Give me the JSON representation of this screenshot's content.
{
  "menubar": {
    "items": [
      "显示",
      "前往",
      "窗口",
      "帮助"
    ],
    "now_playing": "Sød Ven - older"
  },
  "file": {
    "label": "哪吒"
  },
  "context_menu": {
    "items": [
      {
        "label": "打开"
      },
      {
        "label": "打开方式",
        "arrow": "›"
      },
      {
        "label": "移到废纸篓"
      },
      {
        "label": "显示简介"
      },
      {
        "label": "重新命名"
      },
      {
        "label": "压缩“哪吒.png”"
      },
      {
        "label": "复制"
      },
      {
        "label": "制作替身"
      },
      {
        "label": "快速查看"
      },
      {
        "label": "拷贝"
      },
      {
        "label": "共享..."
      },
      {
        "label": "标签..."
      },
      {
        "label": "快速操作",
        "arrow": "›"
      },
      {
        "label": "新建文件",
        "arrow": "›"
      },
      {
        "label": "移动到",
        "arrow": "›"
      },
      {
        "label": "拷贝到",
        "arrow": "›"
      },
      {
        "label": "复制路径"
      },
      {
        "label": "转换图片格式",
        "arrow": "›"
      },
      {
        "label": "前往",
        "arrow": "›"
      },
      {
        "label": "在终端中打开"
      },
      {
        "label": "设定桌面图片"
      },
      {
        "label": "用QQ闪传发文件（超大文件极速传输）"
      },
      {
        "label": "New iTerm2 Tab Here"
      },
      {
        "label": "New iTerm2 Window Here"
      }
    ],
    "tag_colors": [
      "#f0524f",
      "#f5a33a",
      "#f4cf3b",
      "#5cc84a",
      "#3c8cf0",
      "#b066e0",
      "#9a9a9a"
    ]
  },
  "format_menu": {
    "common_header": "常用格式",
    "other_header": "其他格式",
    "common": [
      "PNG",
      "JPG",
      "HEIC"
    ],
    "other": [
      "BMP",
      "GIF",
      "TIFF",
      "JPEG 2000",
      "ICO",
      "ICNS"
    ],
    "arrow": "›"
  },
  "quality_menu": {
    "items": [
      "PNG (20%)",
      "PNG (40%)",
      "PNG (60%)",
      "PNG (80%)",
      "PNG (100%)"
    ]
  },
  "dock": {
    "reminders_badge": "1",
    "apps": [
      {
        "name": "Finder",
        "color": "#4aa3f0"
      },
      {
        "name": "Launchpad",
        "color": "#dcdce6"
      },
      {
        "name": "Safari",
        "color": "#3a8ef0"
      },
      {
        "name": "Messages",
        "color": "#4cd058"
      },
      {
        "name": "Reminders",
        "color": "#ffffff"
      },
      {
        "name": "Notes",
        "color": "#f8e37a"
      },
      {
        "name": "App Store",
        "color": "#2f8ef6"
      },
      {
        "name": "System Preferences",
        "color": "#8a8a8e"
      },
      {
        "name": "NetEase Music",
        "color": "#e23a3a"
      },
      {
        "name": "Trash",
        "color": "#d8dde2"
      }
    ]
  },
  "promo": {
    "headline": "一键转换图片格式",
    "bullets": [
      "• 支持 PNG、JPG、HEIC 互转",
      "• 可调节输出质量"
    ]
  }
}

+ + +

Work to do — Print the records above exactly as they appear.

Solution to the exercise —
Give me the JSON representation of this screenshot's content.
{
  "menubar": {
    "items": [
      "显示",
      "前往",
      "窗口",
      "帮助"
    ],
    "now_playing": "Sød Ven - older"
  },
  "file": {
    "label": "哪吒"
  },
  "context_menu": {
    "items": [
      {
        "label": "打开"
      },
      {
        "label": "打开方式",
        "arrow": "›"
      },
      {
        "label": "移到废纸篓"
      },
      {
        "label": "显示简介"
      },
      {
        "label": "重新命名"
      },
      {
        "label": "压缩“哪吒.png”"
      },
      {
        "label": "复制"
      },
      {
        "label": "制作替身"
      },
      {
        "label": "快速查看"
      },
      {
        "label": "拷贝"
      },
      {
        "label": "共享..."
      },
      {
        "label": "标签..."
      },
      {
        "label": "快速操作",
        "arrow": "›"
      },
      {
        "label": "新建文件",
        "arrow": "›"
      },
      {
        "label": "移动到",
        "arrow": "›"
      },
      {
        "label": "拷贝到",
        "arrow": "›"
      },
      {
        "label": "复制路径"
      },
      {
        "label": "转换图片格式",
        "arrow": "›"
      },
      {
        "label": "前往",
        "arrow": "›"
      },
      {
        "label": "在终端中打开"
      },
      {
        "label": "设定桌面图片"
      },
      {
        "label": "用QQ闪传发文件（超大文件极速传输）"
      },
      {
        "label": "New iTerm2 Tab Here"
      },
      {
        "label": "New iTerm2 Window Here"
      }
    ],
    "tag_colors": [
      "#f0524f",
      "#f5a33a",
      "#f4cf3b",
      "#5cc84a",
      "#3c8cf0",
      "#b066e0",
      "#9a9a9a"
    ]
  },
  "format_menu": {
    "common_header": "常用格式",
    "other_header": "其他格式",
    "common": [
      "PNG",
      "JPG",
      "HEIC"
    ],
    "other": [
      "BMP",
      "GIF",
      "TIFF",
      "JPEG 2000",
      "ICO",
      "ICNS"
    ],
    "arrow": "›"
  },
  "quality_menu": {
    "items": [
      "PNG (20%)",
      "PNG (40%)",
      "PNG (60%)",
      "PNG (80%)",
      "PNG (100%)"
    ]
  },
  "dock": {
    "reminders_badge": "1",
    "apps": [
      {
        "name": "Finder",
        "color": "#4aa3f0"
      },
      {
        "name": "Launchpad",
        "color": "#dcdce6"
      },
      {
        "name": "Safari",
        "color": "#3a8ef0"
      },
      {
        "name": "Messages",
        "color": "#4cd058"
      },
      {
        "name": "Reminders",
        "color": "#ffffff"
      },
      {
        "name": "Notes",
        "color": "#f8e37a"
      },
      {
        "name": "App Store",
        "color": "#2f8ef6"
      },
      {
        "name": "System Preferences",
        "color": "#8a8a8e"
      },
      {
        "name": "NetEase Music",
        "color": "#e23a3a"
      },
      {
        "name": "Trash",
        "color": "#d8dde2"
      }
    ]
  },
  "promo": {
    "headline": "一键转换图片格式",
    "bullets": [
      "• 支持 PNG、JPG、HEIC 互转",
      "• 可调节输出质量"
    ]
  }
}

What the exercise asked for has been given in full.